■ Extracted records
★ ★ ★
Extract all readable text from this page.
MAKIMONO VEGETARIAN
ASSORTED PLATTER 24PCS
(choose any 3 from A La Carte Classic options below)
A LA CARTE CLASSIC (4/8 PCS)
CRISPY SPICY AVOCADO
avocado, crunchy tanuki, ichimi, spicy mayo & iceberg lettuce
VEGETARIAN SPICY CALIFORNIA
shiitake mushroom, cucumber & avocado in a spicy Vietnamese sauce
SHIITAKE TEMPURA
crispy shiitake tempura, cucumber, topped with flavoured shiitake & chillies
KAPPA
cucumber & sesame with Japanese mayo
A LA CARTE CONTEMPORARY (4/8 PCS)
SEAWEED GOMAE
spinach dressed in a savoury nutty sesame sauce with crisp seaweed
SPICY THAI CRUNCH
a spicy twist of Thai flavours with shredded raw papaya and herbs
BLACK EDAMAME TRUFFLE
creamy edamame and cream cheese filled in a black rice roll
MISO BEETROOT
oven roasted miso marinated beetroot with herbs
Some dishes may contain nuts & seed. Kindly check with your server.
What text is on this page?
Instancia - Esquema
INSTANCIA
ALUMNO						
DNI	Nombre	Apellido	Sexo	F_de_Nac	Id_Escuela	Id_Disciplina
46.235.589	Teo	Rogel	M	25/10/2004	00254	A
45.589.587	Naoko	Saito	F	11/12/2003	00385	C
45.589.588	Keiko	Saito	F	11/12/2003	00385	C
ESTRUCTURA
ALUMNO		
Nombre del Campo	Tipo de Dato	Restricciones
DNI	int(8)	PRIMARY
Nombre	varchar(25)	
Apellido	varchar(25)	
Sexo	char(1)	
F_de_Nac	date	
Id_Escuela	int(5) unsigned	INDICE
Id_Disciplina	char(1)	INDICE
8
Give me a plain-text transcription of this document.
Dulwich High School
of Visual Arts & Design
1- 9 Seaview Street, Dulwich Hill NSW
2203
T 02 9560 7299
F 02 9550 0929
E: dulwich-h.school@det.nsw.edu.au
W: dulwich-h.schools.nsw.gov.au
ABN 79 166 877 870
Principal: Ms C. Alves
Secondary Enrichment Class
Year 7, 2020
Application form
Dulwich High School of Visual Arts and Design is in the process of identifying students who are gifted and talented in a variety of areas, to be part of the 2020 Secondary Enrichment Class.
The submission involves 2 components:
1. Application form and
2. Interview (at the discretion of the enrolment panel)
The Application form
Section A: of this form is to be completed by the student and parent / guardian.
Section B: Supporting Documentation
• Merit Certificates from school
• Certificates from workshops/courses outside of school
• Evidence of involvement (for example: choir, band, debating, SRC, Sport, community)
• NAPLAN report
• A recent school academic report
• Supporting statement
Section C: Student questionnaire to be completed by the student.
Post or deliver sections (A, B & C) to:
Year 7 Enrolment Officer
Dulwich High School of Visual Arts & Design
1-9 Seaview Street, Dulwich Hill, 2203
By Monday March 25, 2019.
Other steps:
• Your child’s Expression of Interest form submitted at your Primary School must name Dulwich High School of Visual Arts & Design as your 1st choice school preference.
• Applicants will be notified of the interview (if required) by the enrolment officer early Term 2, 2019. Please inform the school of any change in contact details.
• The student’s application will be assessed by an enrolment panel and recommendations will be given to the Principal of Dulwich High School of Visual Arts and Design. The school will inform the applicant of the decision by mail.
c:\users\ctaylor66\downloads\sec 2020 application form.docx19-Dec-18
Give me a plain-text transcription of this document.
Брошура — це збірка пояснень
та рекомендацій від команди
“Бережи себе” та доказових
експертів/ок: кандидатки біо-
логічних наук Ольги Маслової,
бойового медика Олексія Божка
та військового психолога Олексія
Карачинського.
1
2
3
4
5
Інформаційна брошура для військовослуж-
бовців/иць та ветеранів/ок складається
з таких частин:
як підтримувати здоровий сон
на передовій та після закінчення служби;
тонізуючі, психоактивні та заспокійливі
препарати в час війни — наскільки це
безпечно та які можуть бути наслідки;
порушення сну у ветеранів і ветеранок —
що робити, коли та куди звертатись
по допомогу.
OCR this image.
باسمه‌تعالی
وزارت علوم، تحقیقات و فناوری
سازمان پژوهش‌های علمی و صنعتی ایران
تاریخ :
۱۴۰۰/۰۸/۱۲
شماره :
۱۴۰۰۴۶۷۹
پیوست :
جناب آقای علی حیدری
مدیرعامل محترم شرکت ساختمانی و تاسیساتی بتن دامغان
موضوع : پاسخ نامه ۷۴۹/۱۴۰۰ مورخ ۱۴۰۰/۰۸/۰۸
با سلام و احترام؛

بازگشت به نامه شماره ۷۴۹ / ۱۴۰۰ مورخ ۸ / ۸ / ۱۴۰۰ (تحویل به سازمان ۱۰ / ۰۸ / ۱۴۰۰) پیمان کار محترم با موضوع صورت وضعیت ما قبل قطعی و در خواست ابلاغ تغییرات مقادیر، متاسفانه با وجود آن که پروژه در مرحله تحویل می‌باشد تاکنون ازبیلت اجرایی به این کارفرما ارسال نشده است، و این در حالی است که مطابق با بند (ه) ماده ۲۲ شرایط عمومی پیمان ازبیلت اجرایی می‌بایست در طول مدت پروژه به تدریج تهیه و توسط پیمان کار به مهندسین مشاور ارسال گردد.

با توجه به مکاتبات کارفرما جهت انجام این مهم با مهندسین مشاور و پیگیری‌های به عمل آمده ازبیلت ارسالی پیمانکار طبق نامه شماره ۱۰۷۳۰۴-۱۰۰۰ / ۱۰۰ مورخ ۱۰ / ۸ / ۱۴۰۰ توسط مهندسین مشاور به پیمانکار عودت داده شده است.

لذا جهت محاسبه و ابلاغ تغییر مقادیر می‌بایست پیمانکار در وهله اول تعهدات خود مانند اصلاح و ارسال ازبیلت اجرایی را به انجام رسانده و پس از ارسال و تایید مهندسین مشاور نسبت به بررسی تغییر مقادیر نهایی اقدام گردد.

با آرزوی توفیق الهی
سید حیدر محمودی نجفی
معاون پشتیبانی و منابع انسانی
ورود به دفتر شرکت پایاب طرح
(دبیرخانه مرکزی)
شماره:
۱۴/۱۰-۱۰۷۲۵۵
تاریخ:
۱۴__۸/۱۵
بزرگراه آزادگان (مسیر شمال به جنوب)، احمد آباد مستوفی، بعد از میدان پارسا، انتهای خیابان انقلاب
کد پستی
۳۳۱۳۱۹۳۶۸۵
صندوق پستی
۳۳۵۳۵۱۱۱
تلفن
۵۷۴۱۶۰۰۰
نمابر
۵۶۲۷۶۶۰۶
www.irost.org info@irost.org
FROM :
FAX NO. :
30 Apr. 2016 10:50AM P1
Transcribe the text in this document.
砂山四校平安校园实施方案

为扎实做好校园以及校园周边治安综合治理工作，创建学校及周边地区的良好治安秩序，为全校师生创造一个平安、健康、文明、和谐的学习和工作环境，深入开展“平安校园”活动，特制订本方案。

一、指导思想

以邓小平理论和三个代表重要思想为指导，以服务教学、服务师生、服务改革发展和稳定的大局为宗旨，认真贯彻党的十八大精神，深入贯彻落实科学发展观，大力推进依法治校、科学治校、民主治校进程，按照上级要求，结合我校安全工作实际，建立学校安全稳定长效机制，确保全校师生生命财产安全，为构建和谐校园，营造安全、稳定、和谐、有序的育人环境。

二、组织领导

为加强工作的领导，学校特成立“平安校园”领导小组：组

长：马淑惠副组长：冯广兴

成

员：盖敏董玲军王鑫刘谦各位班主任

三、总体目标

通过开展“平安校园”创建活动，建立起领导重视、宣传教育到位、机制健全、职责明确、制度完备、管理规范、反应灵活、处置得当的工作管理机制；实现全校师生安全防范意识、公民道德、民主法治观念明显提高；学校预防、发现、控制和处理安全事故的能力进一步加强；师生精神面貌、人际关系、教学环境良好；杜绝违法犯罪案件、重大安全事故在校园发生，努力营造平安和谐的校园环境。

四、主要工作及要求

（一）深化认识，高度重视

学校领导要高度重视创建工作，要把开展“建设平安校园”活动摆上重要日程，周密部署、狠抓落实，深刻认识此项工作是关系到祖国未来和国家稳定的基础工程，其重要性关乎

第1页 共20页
★ ★ ★
■ WORK TO BE COMPLETED
Using the records above, find and show each line with the string "INDICE".

■ REPLY TO THE EXERCISE
Id_Escuela	int(5) unsigned	INDICE
Id_Disciplina	char(1)	INDICE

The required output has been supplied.